▶ Goal of the exercise
Pick out the lines in the listing below that contain the word "positive" and copy them.

[Records about charts and figures]

········

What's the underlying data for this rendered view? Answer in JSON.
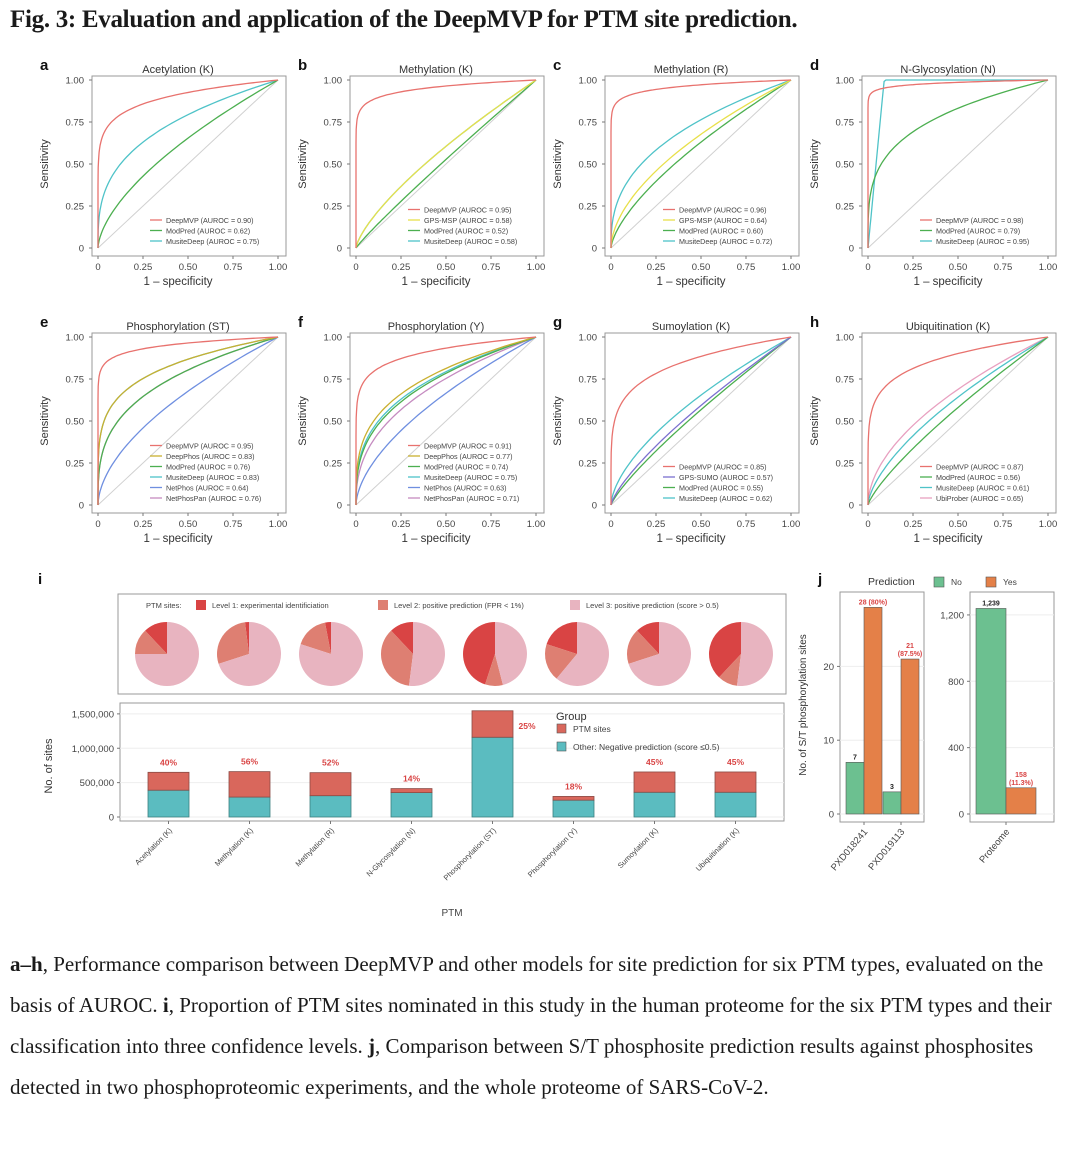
{
  "figure": {
    "title": "Fig. 3: Evaluation and application of the DeepMVP for PTM site prediction.",
    "caption": [
      {
        "bold": "a–h",
        "text": ", Performance comparison between DeepMVP and other models for site prediction for six PTM types, evaluated on the basis of AUROC. "
      },
      {
        "bold": "i",
        "text": ", Proportion of PTM sites nominated in this study in the human proteome for the six PTM types and their classification into three confidence levels. "
      },
      {
        "bold": "j",
        "text": ", Comparison between S/T phosphosite prediction results against phosphosites detected in two phosphoproteomic experiments, and the whole proteome of SARS-CoV-2."
      }
    ]
  },
  "colors": {
    "DeepMVP": "#e8726e",
    "ModPred": "#4caf50",
    "MusiteDeep": "#4fc3c8",
    "GPS-MSP": "#e8e04a",
    "GPS-SUMO": "#7b6fd0",
    "DeepPhos": "#c9b030",
    "NetPhos": "#6f8fe0",
    "NetPhosPan": "#c58bc0",
    "UbiProber": "#e8a0c0",
    "diagonal": "#d0d0d0",
    "level1": "#d94444",
    "level2": "#de7f72",
    "level3": "#e8b4c0",
    "ptm_sites": "#d9675c",
    "negative": "#5bbcc0",
    "pred_no": "#6cc090",
    "pred_yes": "#e48048",
    "label_red": "#d94444"
  },
  "chart_data": [
    {
      "panel": "a",
      "type": "line",
      "title": "Acetylation (K)",
      "xlabel": "1 – specificity",
      "ylabel": "Sensitivity",
      "xlim": [
        0,
        1
      ],
      "ylim": [
        0,
        1
      ],
      "xticks": [
        "0",
        "0.25",
        "0.50",
        "0.75",
        "1.00"
      ],
      "yticks": [
        "0",
        "0.25",
        "0.50",
        "0.75",
        "1.00"
      ],
      "legend_position": "bottom-right",
      "series": [
        {
          "name": "DeepMVP",
          "auroc": 0.9,
          "legend": "DeepMVP (AUROC = 0.90)"
        },
        {
          "name": "ModPred",
          "auroc": 0.62,
          "legend": "ModPred (AUROC = 0.62)"
        },
        {
          "name": "MusiteDeep",
          "auroc": 0.75,
          "legend": "MusiteDeep (AUROC = 0.75)"
        }
      ]
    },
    {
      "panel": "b",
      "type": "line",
      "title": "Methylation (K)",
      "xlabel": "1 – specificity",
      "ylabel": "Sensitivity",
      "xlim": [
        0,
        1
      ],
      "ylim": [
        0,
        1
      ],
      "xticks": [
        "0",
        "0.25",
        "0.50",
        "0.75",
        "1.00"
      ],
      "yticks": [
        "0",
        "0.25",
        "0.50",
        "0.75",
        "1.00"
      ],
      "legend_position": "bottom-right",
      "series": [
        {
          "name": "DeepMVP",
          "auroc": 0.95,
          "legend": "DeepMVP (AUROC = 0.95)"
        },
        {
          "name": "GPS-MSP",
          "auroc": 0.58,
          "legend": "GPS-MSP (AUROC = 0.58)"
        },
        {
          "name": "ModPred",
          "auroc": 0.52,
          "legend": "ModPred (AUROC = 0.52)"
        },
        {
          "name": "MusiteDeep",
          "auroc": 0.58,
          "legend": "MusiteDeep (AUROC = 0.58)"
        }
      ]
    },
    {
      "panel": "c",
      "type": "line",
      "title": "Methylation (R)",
      "xlabel": "1 – specificity",
      "ylabel": "Sensitivity",
      "xlim": [
        0,
        1
      ],
      "ylim": [
        0,
        1
      ],
      "xticks": [
        "0",
        "0.25",
        "0.50",
        "0.75",
        "1.00"
      ],
      "yticks": [
        "0",
        "0.25",
        "0.50",
        "0.75",
        "1.00"
      ],
      "legend_position": "bottom-right",
      "series": [
        {
          "name": "DeepMVP",
          "auroc": 0.96,
          "legend": "DeepMVP (AUROC = 0.96)"
        },
        {
          "name": "GPS-MSP",
          "auroc": 0.64,
          "legend": "GPS-MSP (AUROC = 0.64)"
        },
        {
          "name": "ModPred",
          "auroc": 0.6,
          "legend": "ModPred (AUROC = 0.60)"
        },
        {
          "name": "MusiteDeep",
          "auroc": 0.72,
          "legend": "MusiteDeep (AUROC = 0.72)"
        }
      ]
    },
    {
      "panel": "d",
      "type": "line",
      "title": "N-Glycosylation (N)",
      "xlabel": "1 – specificity",
      "ylabel": "Sensitivity",
      "xlim": [
        0,
        1
      ],
      "ylim": [
        0,
        1
      ],
      "xticks": [
        "0",
        "0.25",
        "0.50",
        "0.75",
        "1.00"
      ],
      "yticks": [
        "0",
        "0.25",
        "0.50",
        "0.75",
        "1.00"
      ],
      "legend_position": "bottom-right",
      "series": [
        {
          "name": "DeepMVP",
          "auroc": 0.98,
          "legend": "DeepMVP (AUROC = 0.98)"
        },
        {
          "name": "ModPred",
          "auroc": 0.79,
          "legend": "ModPred (AUROC = 0.79)"
        },
        {
          "name": "MusiteDeep",
          "auroc": 0.95,
          "legend": "MusiteDeep (AUROC = 0.95)"
        }
      ]
    },
    {
      "panel": "e",
      "type": "line",
      "title": "Phosphorylation (ST)",
      "xlabel": "1 – specificity",
      "ylabel": "Sensitivity",
      "xlim": [
        0,
        1
      ],
      "ylim": [
        0,
        1
      ],
      "xticks": [
        "0",
        "0.25",
        "0.50",
        "0.75",
        "1.00"
      ],
      "yticks": [
        "0",
        "0.25",
        "0.50",
        "0.75",
        "1.00"
      ],
      "legend_position": "bottom-right",
      "series": [
        {
          "name": "DeepMVP",
          "auroc": 0.95,
          "legend": "DeepMVP (AUROC = 0.95)"
        },
        {
          "name": "DeepPhos",
          "auroc": 0.83,
          "legend": "DeepPhos (AUROC = 0.83)"
        },
        {
          "name": "ModPred",
          "auroc": 0.76,
          "legend": "ModPred (AUROC = 0.76)"
        },
        {
          "name": "MusiteDeep",
          "auroc": 0.83,
          "legend": "MusiteDeep (AUROC = 0.83)"
        },
        {
          "name": "NetPhos",
          "auroc": 0.64,
          "legend": "NetPhos (AUROC = 0.64)"
        },
        {
          "name": "NetPhosPan",
          "auroc": 0.76,
          "legend": "NetPhosPan (AUROC = 0.76)"
        }
      ]
    },
    {
      "panel": "f",
      "type": "line",
      "title": "Phosphorylation (Y)",
      "xlabel": "1 – specificity",
      "ylabel": "Sensitivity",
      "xlim": [
        0,
        1
      ],
      "ylim": [
        0,
        1
      ],
      "xticks": [
        "0",
        "0.25",
        "0.50",
        "0.75",
        "1.00"
      ],
      "yticks": [
        "0",
        "0.25",
        "0.50",
        "0.75",
        "1.00"
      ],
      "legend_position": "bottom-right",
      "series": [
        {
          "name": "DeepMVP",
          "auroc": 0.91,
          "legend": "DeepMVP (AUROC = 0.91)"
        },
        {
          "name": "DeepPhos",
          "auroc": 0.77,
          "legend": "DeepPhos (AUROC = 0.77)"
        },
        {
          "name": "ModPred",
          "auroc": 0.74,
          "legend": "ModPred (AUROC = 0.74)"
        },
        {
          "name": "MusiteDeep",
          "auroc": 0.75,
          "legend": "MusiteDeep (AUROC = 0.75)"
        },
        {
          "name": "NetPhos",
          "auroc": 0.63,
          "legend": "NetPhos (AUROC = 0.63)"
        },
        {
          "name": "NetPhosPan",
          "auroc": 0.71,
          "legend": "NetPhosPan (AUROC = 0.71)"
        }
      ]
    },
    {
      "panel": "g",
      "type": "line",
      "title": "Sumoylation (K)",
      "xlabel": "1 – specificity",
      "ylabel": "Sensitivity",
      "xlim": [
        0,
        1
      ],
      "ylim": [
        0,
        1
      ],
      "xticks": [
        "0",
        "0.25",
        "0.50",
        "0.75",
        "1.00"
      ],
      "yticks": [
        "0",
        "0.25",
        "0.50",
        "0.75",
        "1.00"
      ],
      "legend_position": "bottom-right",
      "series": [
        {
          "name": "DeepMVP",
          "auroc": 0.85,
          "legend": "DeepMVP (AUROC = 0.85)"
        },
        {
          "name": "GPS-SUMO",
          "auroc": 0.57,
          "legend": "GPS-SUMO (AUROC = 0.57)"
        },
        {
          "name": "ModPred",
          "auroc": 0.55,
          "legend": "ModPred (AUROC = 0.55)"
        },
        {
          "name": "MusiteDeep",
          "auroc": 0.62,
          "legend": "MusiteDeep (AUROC = 0.62)"
        }
      ]
    },
    {
      "panel": "h",
      "type": "line",
      "title": "Ubiquitination (K)",
      "xlabel": "1 – specificity",
      "ylabel": "Sensitivity",
      "xlim": [
        0,
        1
      ],
      "ylim": [
        0,
        1
      ],
      "xticks": [
        "0",
        "0.25",
        "0.50",
        "0.75",
        "1.00"
      ],
      "yticks": [
        "0",
        "0.25",
        "0.50",
        "0.75",
        "1.00"
      ],
      "legend_position": "bottom-right",
      "series": [
        {
          "name": "DeepMVP",
          "auroc": 0.87,
          "legend": "DeepMVP (AUROC = 0.87)"
        },
        {
          "name": "ModPred",
          "auroc": 0.56,
          "legend": "ModPred (AUROC = 0.56)"
        },
        {
          "name": "MusiteDeep",
          "auroc": 0.61,
          "legend": "MusiteDeep (AUROC = 0.61)"
        },
        {
          "name": "UbiProber",
          "auroc": 0.65,
          "legend": "UbiProber (AUROC = 0.65)"
        }
      ]
    },
    {
      "panel": "i-pies",
      "type": "pie",
      "legend_title": "PTM sites:",
      "legend": [
        "Level 1: experimental identificiation",
        "Level 2: positive prediction (FPR < 1%)",
        "Level 3: positive prediction (score > 0.5)"
      ],
      "categories": [
        "Acetylation (K)",
        "Methylation (K)",
        "Methylation (R)",
        "N-Glycosylation (N)",
        "Phosphorylation (ST)",
        "Phosphorylation (Y)",
        "Sumoylation (K)",
        "Ubiquitination (K)"
      ],
      "series": [
        {
          "name": "Level 1",
          "values": [
            0.12,
            0.02,
            0.03,
            0.12,
            0.45,
            0.2,
            0.12,
            0.38
          ]
        },
        {
          "name": "Level 2",
          "values": [
            0.13,
            0.28,
            0.17,
            0.36,
            0.09,
            0.19,
            0.18,
            0.1
          ]
        },
        {
          "name": "Level 3",
          "values": [
            0.75,
            0.7,
            0.8,
            0.52,
            0.46,
            0.61,
            0.7,
            0.52
          ]
        }
      ]
    },
    {
      "panel": "i-bars",
      "type": "bar",
      "stacked": true,
      "xlabel": "PTM",
      "ylabel": "No. of sites",
      "ylim": [
        0,
        1600000
      ],
      "yticks": [
        "0",
        "500,000",
        "1,000,000",
        "1,500,000"
      ],
      "yticks_values": [
        0,
        500000,
        1000000,
        1500000
      ],
      "legend_title": "Group",
      "legend_position": "top-right",
      "categories": [
        "Acetylation (K)",
        "Methylation (K)",
        "Methylation (R)",
        "N-Glycosylation (N)",
        "Phosphorylation (ST)",
        "Phosphorylation (Y)",
        "Sumoylation (K)",
        "Ubiquitination (K)"
      ],
      "series": [
        {
          "name": "Other: Negative prediction (score ≤0.5)",
          "key": "negative",
          "values": [
            390000,
            290000,
            310000,
            355000,
            1160000,
            245000,
            360000,
            360000
          ]
        },
        {
          "name": "PTM sites",
          "key": "ptm_sites",
          "values": [
            260000,
            370000,
            335000,
            58000,
            385000,
            54000,
            295000,
            295000
          ]
        }
      ],
      "data_labels": [
        "40%",
        "56%",
        "52%",
        "14%",
        "25%",
        "18%",
        "45%",
        "45%"
      ]
    },
    {
      "panel": "j-left",
      "type": "bar",
      "ylabel": "No. of S/T phosphorylation sites",
      "legend_title": "Prediction",
      "legend": [
        "No",
        "Yes"
      ],
      "legend_position": "top",
      "ylim": [
        0,
        29
      ],
      "yticks": [
        "0",
        "10",
        "20"
      ],
      "yticks_values": [
        0,
        10,
        20
      ],
      "categories": [
        "PXD018241",
        "PXD019113"
      ],
      "series": [
        {
          "name": "No",
          "values": [
            7,
            3
          ],
          "labels": [
            "7",
            "3"
          ]
        },
        {
          "name": "Yes",
          "values": [
            28,
            21
          ],
          "labels": [
            "28 (80%)",
            "21\n(87.5%)"
          ]
        }
      ]
    },
    {
      "panel": "j-right",
      "type": "bar",
      "ylim": [
        0,
        1290
      ],
      "yticks": [
        "0",
        "400",
        "800",
        "1,200"
      ],
      "yticks_values": [
        0,
        400,
        800,
        1200
      ],
      "categories": [
        "Proteome"
      ],
      "series": [
        {
          "name": "No",
          "values": [
            1239
          ],
          "labels": [
            "1,239"
          ]
        },
        {
          "name": "Yes",
          "values": [
            158
          ],
          "labels": [
            "158\n(11.3%)"
          ]
        }
      ]
    }
  ],
  "panel_letters": [
    "a",
    "b",
    "c",
    "d",
    "e",
    "f",
    "g",
    "h",
    "i",
    "j"
  ]
}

········

▶ Output
        "Level 2: positive prediction (FPR < 1%)",
        "Level 3: positive prediction (score > 0.5)"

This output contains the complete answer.